Short exercise
Retype each entry below exactly as it stands.

Provided data

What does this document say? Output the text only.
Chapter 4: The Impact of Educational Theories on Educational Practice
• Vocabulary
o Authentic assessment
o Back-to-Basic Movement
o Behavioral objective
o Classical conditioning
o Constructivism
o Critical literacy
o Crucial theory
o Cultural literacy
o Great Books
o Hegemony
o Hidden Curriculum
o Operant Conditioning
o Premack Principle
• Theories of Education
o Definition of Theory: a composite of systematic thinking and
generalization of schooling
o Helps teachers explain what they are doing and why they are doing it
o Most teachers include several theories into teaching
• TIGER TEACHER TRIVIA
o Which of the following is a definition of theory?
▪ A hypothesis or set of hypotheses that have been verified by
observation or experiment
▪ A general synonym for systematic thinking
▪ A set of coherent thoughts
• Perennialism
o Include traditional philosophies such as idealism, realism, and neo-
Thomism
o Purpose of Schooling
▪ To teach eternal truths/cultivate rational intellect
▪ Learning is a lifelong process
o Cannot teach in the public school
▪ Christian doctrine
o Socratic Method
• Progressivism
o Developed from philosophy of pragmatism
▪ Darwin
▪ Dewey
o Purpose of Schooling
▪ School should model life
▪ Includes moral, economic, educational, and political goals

Exercise output
What does this document say? Output the text only.
Chapter 4: The Impact of Educational Theories on Educational Practice
• Vocabulary
o Authentic assessment
o Back-to-Basic Movement
o Behavioral objective
o Classical conditioning
o Constructivism
o Critical literacy
o Crucial theory
o Cultural literacy
o Great Books
o Hegemony
o Hidden Curriculum
o Operant Conditioning
o Premack Principle
• Theories of Education
o Definition of Theory: a composite of systematic thinking and
generalization of schooling
o Helps teachers explain what they are doing and why they are doing it
o Most teachers include several theories into teaching
• TIGER TEACHER TRIVIA
o Which of the following is a definition of theory?
▪ A hypothesis or set of hypotheses that have been verified by
observation or experiment
▪ A general synonym for systematic thinking
▪ A set of coherent thoughts
• Perennialism
o Include traditional philosophies such as idealism, realism, and neo-
Thomism
o Purpose of Schooling
▪ To teach eternal truths/cultivate rational intellect
▪ Learning is a lifelong process
o Cannot teach in the public school
▪ Christian doctrine
o Socratic Method
• Progressivism
o Developed from philosophy of pragmatism
▪ Darwin
▪ Dewey
o Purpose of Schooling
▪ School should model life
▪ Includes moral, economic, educational, and political goals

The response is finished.